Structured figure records
_____

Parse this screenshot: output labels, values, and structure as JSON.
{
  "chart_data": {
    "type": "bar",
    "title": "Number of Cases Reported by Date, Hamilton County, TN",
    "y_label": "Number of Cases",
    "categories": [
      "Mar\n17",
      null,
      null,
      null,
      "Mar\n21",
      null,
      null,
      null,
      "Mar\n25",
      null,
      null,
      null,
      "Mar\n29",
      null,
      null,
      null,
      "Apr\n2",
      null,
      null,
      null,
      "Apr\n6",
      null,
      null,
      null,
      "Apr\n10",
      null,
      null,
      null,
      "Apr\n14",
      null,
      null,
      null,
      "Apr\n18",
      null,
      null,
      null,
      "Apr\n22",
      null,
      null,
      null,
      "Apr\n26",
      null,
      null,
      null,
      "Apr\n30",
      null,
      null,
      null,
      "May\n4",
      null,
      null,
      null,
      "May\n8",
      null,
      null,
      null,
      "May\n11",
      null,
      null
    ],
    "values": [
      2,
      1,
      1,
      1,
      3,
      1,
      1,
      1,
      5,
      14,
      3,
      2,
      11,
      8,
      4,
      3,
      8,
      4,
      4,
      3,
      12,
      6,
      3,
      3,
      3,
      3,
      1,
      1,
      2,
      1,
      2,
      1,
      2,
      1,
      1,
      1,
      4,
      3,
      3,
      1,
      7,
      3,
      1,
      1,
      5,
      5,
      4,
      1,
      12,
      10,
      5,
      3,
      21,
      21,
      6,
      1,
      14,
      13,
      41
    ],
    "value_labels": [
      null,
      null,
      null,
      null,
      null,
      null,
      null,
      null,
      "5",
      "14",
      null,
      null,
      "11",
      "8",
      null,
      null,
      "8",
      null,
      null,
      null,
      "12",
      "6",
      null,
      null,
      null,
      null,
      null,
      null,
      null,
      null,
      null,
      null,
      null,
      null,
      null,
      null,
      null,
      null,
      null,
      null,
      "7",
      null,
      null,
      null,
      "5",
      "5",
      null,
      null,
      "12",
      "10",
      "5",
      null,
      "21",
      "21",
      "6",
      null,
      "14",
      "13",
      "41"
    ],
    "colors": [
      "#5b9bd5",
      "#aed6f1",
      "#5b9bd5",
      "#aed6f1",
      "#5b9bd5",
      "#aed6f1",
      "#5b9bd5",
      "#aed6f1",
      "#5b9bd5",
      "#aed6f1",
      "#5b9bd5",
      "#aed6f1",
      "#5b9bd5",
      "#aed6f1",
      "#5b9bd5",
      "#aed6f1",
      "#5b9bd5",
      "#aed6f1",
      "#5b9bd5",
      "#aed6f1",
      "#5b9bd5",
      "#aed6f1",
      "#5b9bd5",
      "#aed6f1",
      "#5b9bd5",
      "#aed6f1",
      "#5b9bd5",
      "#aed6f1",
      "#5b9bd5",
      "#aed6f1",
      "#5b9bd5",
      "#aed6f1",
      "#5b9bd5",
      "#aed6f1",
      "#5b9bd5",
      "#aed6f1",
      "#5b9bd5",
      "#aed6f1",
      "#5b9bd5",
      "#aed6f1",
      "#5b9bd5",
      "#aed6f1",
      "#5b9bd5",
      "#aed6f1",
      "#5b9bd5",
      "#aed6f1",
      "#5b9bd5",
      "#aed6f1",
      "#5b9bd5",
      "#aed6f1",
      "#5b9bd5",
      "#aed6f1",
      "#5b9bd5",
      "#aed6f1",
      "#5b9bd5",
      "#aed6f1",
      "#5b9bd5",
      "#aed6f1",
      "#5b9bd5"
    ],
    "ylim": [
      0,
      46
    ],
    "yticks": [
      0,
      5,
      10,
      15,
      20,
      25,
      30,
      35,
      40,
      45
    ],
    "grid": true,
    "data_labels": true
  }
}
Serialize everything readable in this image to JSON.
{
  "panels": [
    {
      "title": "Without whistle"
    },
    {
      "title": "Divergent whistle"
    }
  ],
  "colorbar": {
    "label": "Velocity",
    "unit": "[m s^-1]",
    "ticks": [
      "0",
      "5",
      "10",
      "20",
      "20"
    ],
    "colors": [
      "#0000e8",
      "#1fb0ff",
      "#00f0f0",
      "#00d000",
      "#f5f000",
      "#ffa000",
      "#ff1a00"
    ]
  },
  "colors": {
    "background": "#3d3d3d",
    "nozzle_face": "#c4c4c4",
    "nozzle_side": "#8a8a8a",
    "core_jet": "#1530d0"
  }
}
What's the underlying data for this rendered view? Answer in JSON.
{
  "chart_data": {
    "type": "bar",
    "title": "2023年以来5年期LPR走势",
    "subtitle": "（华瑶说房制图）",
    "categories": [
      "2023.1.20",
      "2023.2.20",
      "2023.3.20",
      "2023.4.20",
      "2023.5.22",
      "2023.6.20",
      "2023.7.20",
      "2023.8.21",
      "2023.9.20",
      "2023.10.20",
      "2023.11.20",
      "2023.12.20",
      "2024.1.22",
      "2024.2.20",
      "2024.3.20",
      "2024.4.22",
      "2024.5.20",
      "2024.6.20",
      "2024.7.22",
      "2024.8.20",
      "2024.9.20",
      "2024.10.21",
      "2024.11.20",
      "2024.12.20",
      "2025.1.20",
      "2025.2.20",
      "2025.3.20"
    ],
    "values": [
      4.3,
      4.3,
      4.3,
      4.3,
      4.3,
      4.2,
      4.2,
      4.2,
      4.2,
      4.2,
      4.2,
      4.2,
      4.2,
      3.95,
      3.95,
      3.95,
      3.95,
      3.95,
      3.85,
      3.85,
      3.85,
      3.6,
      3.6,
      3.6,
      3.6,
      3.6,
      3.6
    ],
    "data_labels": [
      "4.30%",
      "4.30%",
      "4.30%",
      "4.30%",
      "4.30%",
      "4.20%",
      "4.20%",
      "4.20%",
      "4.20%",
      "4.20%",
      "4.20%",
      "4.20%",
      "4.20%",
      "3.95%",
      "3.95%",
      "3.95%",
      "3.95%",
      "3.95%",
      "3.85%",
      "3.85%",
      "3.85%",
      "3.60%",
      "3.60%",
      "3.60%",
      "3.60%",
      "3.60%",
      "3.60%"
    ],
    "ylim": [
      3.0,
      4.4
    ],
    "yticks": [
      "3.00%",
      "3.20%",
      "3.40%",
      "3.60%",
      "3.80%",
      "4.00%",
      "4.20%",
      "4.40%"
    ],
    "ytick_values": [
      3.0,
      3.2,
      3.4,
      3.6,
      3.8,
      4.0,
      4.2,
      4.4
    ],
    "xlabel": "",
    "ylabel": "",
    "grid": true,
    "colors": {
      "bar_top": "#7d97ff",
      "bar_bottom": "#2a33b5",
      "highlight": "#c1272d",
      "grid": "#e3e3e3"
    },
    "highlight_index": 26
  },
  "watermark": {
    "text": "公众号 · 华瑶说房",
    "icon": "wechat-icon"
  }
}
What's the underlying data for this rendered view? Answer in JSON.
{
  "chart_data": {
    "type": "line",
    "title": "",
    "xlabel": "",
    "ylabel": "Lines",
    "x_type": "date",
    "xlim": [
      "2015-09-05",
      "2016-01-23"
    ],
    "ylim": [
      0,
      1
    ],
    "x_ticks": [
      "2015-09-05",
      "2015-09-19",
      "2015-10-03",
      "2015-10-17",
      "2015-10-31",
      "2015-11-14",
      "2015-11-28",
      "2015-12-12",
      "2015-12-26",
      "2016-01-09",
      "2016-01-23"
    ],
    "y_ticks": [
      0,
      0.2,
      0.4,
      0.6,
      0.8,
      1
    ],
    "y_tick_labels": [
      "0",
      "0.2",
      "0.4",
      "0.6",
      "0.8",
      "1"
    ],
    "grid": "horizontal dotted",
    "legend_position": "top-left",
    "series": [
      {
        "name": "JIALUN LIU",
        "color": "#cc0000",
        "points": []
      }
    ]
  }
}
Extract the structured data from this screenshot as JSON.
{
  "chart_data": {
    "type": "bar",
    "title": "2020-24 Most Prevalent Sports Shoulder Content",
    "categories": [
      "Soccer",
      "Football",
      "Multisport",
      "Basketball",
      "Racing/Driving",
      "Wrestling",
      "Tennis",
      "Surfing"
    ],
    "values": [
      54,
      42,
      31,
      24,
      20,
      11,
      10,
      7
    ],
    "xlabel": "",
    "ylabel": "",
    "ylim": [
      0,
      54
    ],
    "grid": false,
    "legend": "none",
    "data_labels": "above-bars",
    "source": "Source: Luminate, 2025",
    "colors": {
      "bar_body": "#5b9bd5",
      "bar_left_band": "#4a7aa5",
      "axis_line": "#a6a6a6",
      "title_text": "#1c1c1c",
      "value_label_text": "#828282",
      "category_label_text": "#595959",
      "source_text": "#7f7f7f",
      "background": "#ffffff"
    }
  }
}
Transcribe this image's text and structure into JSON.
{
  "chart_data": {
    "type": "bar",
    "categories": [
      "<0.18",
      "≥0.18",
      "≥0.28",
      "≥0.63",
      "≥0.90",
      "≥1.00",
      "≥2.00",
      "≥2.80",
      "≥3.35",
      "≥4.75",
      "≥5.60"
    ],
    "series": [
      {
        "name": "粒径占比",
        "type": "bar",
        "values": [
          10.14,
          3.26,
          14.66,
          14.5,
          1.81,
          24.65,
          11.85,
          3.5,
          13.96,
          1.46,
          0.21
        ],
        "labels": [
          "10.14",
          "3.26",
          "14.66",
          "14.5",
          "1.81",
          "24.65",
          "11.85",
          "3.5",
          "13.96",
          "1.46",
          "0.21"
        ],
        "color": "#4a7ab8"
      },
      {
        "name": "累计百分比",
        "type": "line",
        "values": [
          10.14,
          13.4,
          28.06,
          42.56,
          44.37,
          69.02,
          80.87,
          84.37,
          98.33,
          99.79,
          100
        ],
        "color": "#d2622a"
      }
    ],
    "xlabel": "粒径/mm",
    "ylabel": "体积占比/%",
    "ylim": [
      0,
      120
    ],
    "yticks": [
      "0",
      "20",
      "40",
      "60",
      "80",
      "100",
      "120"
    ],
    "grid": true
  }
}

_____

Set down, unchanged, the line that contains "Transcribe this image's" together with every later line in the records, through the last one.

• _SOLUTION FOR THIS EXERCISE_
Transcribe this image's text and structure into JSON.
{
  "chart_data": {
    "type": "bar",
    "categories": [
      "<0.18",
      "≥0.18",
      "≥0.28",
      "≥0.63",
      "≥0.90",
      "≥1.00",
      "≥2.00",
      "≥2.80",
      "≥3.35",
      "≥4.75",
      "≥5.60"
    ],
    "series": [
      {
        "name": "粒径占比",
        "type": "bar",
        "values": [
          10.14,
          3.26,
          14.66,
          14.5,
          1.81,
          24.65,
          11.85,
          3.5,
          13.96,
          1.46,
          0.21
        ],
        "labels": [
          "10.14",
          "3.26",
          "14.66",
          "14.5",
          "1.81",
          "24.65",
          "11.85",
          "3.5",
          "13.96",
          "1.46",
          "0.21"
        ],
        "color": "#4a7ab8"
      },
      {
        "name": "累计百分比",
        "type": "line",
        "values": [
          10.14,
          13.4,
          28.06,
          42.56,
          44.37,
          69.02,
          80.87,
          84.37,
          98.33,
          99.79,
          100
        ],
        "color": "#d2622a"
      }
    ],
    "xlabel": "粒径/mm",
    "ylabel": "体积占比/%",
    "ylim": [
      0,
      120
    ],
    "yticks": [
      "0",
      "20",
      "40",
      "60",
      "80",
      "100",
      "120"
    ],
    "grid": true
  }
}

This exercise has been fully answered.